DO THIS >> Please change every "bar-segment" in the lines below to "stacked-bar" and leave everything else as it is.

[start GIVEN DATA]

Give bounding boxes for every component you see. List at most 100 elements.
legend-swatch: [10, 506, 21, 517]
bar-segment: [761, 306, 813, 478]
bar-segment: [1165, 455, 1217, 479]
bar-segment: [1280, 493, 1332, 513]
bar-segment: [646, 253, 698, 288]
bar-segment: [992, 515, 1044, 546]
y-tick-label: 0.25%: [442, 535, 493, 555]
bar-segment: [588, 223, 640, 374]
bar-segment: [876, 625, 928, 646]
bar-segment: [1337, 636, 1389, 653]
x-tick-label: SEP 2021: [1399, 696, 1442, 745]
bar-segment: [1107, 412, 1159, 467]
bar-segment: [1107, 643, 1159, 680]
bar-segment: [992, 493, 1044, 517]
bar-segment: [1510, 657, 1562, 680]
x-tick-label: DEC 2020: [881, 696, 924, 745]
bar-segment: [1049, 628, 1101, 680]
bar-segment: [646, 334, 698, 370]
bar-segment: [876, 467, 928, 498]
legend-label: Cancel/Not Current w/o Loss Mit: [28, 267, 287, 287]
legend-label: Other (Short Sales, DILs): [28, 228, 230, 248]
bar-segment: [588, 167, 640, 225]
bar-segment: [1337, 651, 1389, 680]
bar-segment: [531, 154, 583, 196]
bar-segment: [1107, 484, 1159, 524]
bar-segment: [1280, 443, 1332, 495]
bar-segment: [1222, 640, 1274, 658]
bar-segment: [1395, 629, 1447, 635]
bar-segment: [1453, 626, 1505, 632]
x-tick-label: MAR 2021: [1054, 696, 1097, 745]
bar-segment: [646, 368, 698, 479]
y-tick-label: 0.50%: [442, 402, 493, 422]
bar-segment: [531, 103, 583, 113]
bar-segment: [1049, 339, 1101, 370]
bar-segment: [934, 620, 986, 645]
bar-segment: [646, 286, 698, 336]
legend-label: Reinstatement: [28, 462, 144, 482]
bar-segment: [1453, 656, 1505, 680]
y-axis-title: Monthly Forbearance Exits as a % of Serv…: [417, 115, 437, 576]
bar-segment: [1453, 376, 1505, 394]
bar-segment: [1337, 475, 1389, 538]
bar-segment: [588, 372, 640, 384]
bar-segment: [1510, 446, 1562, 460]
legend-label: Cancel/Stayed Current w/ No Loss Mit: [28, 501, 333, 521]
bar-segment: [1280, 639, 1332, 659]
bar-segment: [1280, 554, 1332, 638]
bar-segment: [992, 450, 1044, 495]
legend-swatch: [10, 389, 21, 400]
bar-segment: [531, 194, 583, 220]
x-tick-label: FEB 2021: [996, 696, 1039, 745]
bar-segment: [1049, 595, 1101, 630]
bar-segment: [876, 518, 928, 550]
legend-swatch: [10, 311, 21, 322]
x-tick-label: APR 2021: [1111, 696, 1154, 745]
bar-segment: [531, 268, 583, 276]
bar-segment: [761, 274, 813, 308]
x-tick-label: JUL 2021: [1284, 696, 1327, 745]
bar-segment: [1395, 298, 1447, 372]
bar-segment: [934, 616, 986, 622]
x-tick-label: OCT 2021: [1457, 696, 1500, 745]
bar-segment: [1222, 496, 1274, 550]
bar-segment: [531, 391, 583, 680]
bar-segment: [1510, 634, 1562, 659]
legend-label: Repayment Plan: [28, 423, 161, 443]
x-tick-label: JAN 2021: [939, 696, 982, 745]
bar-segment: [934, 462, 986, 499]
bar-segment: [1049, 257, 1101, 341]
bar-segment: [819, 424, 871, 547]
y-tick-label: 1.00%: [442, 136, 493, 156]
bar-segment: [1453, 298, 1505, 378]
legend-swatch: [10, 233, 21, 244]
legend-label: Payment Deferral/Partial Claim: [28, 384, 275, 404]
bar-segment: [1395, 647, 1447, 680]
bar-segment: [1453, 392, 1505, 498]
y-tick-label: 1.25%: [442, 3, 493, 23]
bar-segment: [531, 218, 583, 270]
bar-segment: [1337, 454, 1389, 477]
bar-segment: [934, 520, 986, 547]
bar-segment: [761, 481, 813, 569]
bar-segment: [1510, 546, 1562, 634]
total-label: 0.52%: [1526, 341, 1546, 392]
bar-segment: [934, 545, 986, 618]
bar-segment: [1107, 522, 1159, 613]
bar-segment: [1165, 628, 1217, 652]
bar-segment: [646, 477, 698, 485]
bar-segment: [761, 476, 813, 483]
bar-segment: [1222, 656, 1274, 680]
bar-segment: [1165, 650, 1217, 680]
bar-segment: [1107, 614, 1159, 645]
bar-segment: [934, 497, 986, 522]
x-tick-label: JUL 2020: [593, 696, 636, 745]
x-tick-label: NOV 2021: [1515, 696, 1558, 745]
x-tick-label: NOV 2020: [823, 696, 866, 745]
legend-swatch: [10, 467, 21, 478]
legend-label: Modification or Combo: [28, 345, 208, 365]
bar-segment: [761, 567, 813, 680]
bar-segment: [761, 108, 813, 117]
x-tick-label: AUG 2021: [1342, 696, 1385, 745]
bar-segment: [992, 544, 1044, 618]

[end GIVEN DATA]

THE RESULT >>
Give bounding boxes for every component you see. List at most 100 elements.
legend-swatch: [10, 506, 21, 517]
stacked-bar: [761, 306, 813, 478]
stacked-bar: [1165, 455, 1217, 479]
stacked-bar: [1280, 493, 1332, 513]
stacked-bar: [646, 253, 698, 288]
stacked-bar: [992, 515, 1044, 546]
y-tick-label: 0.25%: [442, 535, 493, 555]
stacked-bar: [588, 223, 640, 374]
stacked-bar: [876, 625, 928, 646]
stacked-bar: [1337, 636, 1389, 653]
x-tick-label: SEP 2021: [1399, 696, 1442, 745]
stacked-bar: [1107, 412, 1159, 467]
stacked-bar: [1107, 643, 1159, 680]
stacked-bar: [992, 493, 1044, 517]
stacked-bar: [1510, 657, 1562, 680]
x-tick-label: DEC 2020: [881, 696, 924, 745]
stacked-bar: [1049, 628, 1101, 680]
stacked-bar: [646, 334, 698, 370]
stacked-bar: [876, 467, 928, 498]
legend-label: Cancel/Not Current w/o Loss Mit: [28, 267, 287, 287]
legend-label: Other (Short Sales, DILs): [28, 228, 230, 248]
stacked-bar: [588, 167, 640, 225]
stacked-bar: [1337, 651, 1389, 680]
stacked-bar: [531, 154, 583, 196]
stacked-bar: [1107, 484, 1159, 524]
stacked-bar: [1280, 443, 1332, 495]
stacked-bar: [1222, 640, 1274, 658]
stacked-bar: [1395, 629, 1447, 635]
stacked-bar: [1453, 626, 1505, 632]
x-tick-label: MAR 2021: [1054, 696, 1097, 745]
stacked-bar: [646, 368, 698, 479]
y-tick-label: 0.50%: [442, 402, 493, 422]
stacked-bar: [531, 103, 583, 113]
stacked-bar: [1049, 339, 1101, 370]
stacked-bar: [934, 620, 986, 645]
stacked-bar: [646, 286, 698, 336]
legend-label: Reinstatement: [28, 462, 144, 482]
stacked-bar: [1453, 656, 1505, 680]
y-axis-title: Monthly Forbearance Exits as a % of Serv…: [417, 115, 437, 576]
stacked-bar: [1453, 376, 1505, 394]
stacked-bar: [1337, 475, 1389, 538]
stacked-bar: [588, 372, 640, 384]
stacked-bar: [1510, 446, 1562, 460]
legend-label: Cancel/Stayed Current w/ No Loss Mit: [28, 501, 333, 521]
stacked-bar: [1280, 639, 1332, 659]
stacked-bar: [1280, 554, 1332, 638]
stacked-bar: [992, 450, 1044, 495]
legend-swatch: [10, 389, 21, 400]
stacked-bar: [531, 194, 583, 220]
x-tick-label: FEB 2021: [996, 696, 1039, 745]
stacked-bar: [1049, 595, 1101, 630]
stacked-bar: [876, 518, 928, 550]
legend-swatch: [10, 311, 21, 322]
x-tick-label: APR 2021: [1111, 696, 1154, 745]
stacked-bar: [531, 268, 583, 276]
stacked-bar: [761, 274, 813, 308]
x-tick-label: JUL 2021: [1284, 696, 1327, 745]
stacked-bar: [1395, 298, 1447, 372]
stacked-bar: [934, 616, 986, 622]
x-tick-label: OCT 2021: [1457, 696, 1500, 745]
stacked-bar: [1222, 496, 1274, 550]
stacked-bar: [531, 391, 583, 680]
stacked-bar: [1510, 634, 1562, 659]
legend-label: Repayment Plan: [28, 423, 161, 443]
x-tick-label: JAN 2021: [939, 696, 982, 745]
stacked-bar: [934, 462, 986, 499]
stacked-bar: [1049, 257, 1101, 341]
stacked-bar: [819, 424, 871, 547]
y-tick-label: 1.00%: [442, 136, 493, 156]
stacked-bar: [1453, 298, 1505, 378]
legend-swatch: [10, 233, 21, 244]
legend-label: Payment Deferral/Partial Claim: [28, 384, 275, 404]
stacked-bar: [1395, 647, 1447, 680]
stacked-bar: [1453, 392, 1505, 498]
y-tick-label: 1.25%: [442, 3, 493, 23]
stacked-bar: [531, 218, 583, 270]
stacked-bar: [1337, 454, 1389, 477]
stacked-bar: [934, 520, 986, 547]
stacked-bar: [761, 481, 813, 569]
stacked-bar: [1510, 546, 1562, 634]
total-label: 0.52%: [1526, 341, 1546, 392]
stacked-bar: [934, 545, 986, 618]
stacked-bar: [1107, 522, 1159, 613]
stacked-bar: [1165, 628, 1217, 652]
stacked-bar: [646, 477, 698, 485]
stacked-bar: [761, 476, 813, 483]
stacked-bar: [1222, 656, 1274, 680]
stacked-bar: [1165, 650, 1217, 680]
stacked-bar: [1107, 614, 1159, 645]
stacked-bar: [934, 497, 986, 522]
x-tick-label: JUL 2020: [593, 696, 636, 745]
x-tick-label: NOV 2021: [1515, 696, 1558, 745]
x-tick-label: NOV 2020: [823, 696, 866, 745]
legend-swatch: [10, 467, 21, 478]
legend-label: Modification or Combo: [28, 345, 208, 365]
stacked-bar: [761, 567, 813, 680]
stacked-bar: [761, 108, 813, 117]
x-tick-label: AUG 2021: [1342, 696, 1385, 745]
stacked-bar: [992, 544, 1044, 618]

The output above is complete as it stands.